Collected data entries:
★ ★ ★ ★ ★ ★ ★
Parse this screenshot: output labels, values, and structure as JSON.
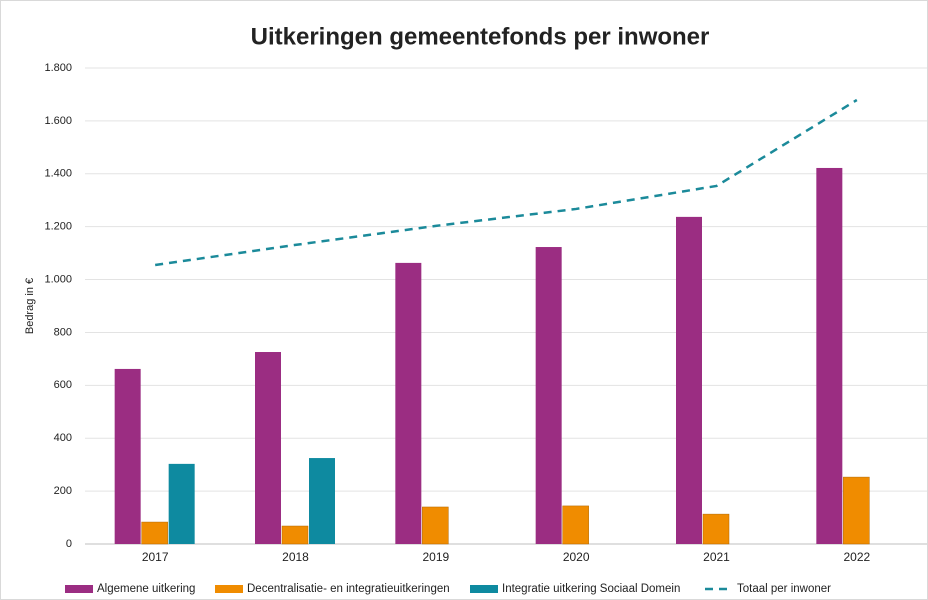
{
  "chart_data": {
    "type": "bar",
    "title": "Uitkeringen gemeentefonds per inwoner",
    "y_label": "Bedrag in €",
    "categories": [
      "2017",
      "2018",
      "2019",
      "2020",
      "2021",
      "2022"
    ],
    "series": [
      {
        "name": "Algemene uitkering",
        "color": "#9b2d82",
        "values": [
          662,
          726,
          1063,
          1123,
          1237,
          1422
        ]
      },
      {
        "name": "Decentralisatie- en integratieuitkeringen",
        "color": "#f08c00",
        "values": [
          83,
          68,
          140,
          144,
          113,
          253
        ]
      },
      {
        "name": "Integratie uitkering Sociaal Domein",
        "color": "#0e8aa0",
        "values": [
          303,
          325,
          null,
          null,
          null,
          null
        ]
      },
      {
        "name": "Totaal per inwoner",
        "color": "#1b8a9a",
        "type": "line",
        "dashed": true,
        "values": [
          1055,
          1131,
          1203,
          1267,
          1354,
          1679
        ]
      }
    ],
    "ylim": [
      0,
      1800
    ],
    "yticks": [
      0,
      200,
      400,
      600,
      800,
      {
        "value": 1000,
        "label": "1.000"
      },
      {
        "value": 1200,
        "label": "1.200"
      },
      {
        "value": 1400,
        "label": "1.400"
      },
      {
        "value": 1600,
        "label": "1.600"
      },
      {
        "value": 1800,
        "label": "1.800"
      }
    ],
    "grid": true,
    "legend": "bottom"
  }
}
★ ★ ★ ★ ★ ★ ★
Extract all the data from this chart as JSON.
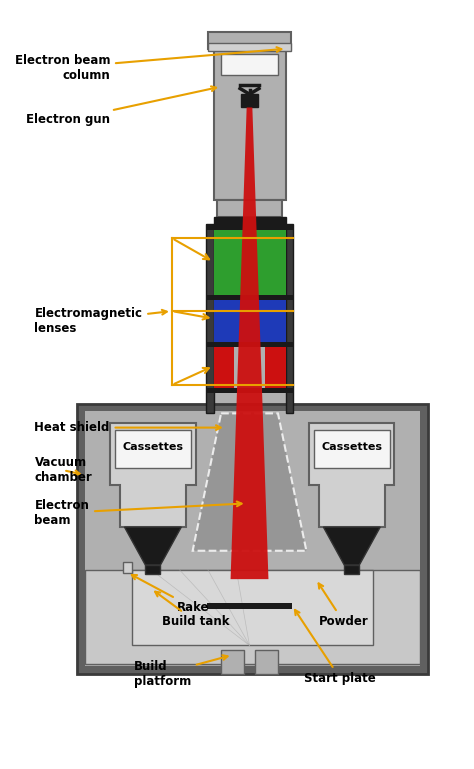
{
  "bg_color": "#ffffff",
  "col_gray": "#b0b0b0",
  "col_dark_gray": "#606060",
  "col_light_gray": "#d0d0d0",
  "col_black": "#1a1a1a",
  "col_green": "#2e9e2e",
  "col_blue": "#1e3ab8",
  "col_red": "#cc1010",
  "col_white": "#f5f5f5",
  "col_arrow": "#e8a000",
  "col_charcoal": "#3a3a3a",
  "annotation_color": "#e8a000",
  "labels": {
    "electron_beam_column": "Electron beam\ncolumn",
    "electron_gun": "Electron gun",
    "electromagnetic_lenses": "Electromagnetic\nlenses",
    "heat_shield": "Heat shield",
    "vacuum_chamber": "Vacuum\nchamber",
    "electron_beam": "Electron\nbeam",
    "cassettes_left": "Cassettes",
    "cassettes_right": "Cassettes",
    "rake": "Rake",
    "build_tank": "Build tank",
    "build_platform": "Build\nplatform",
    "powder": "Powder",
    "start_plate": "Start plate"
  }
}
★ ★ ★ ★ ★ ★ ★
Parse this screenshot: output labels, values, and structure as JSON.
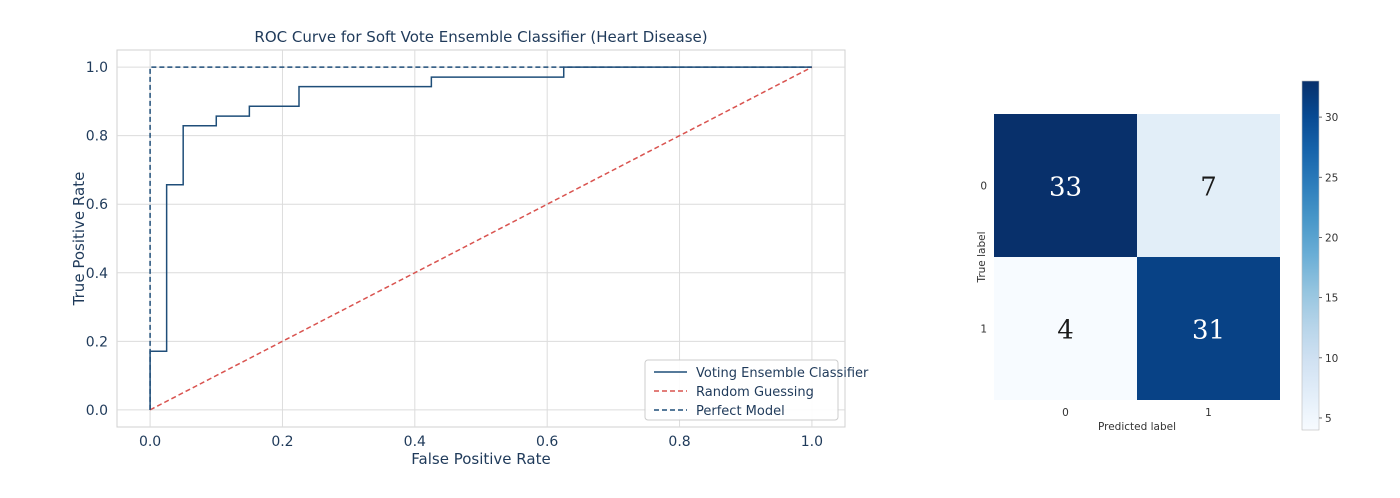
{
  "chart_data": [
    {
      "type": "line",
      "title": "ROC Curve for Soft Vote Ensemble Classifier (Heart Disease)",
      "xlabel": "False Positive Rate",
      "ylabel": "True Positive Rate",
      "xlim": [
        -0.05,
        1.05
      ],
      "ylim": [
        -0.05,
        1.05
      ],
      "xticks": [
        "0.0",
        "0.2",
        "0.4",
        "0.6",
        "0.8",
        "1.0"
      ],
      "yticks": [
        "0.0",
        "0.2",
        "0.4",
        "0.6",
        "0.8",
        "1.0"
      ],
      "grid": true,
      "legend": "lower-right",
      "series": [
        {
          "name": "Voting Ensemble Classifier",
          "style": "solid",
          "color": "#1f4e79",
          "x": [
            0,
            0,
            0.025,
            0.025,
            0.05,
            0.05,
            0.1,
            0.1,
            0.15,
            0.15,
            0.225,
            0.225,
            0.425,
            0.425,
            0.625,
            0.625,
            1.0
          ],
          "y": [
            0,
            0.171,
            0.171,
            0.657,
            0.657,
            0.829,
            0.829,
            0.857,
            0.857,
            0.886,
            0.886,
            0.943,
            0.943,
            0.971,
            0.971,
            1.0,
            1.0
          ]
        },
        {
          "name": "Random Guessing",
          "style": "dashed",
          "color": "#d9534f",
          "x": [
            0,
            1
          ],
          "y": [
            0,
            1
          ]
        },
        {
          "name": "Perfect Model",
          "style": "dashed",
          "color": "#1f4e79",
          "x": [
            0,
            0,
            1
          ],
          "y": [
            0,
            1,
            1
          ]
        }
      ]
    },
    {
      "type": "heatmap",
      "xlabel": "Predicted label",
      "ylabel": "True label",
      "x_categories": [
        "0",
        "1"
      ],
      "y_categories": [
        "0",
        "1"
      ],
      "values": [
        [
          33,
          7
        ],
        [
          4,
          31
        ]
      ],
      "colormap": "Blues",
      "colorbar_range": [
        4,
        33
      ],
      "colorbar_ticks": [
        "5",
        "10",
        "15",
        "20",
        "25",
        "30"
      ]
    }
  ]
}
★ ★ ★ ★ ★ ★ ★
The task
Look through the material and copy each line that has "Rate".

The completed task
      "xlabel": "False Positive Rate",
      "ylabel": "True Positive Rate",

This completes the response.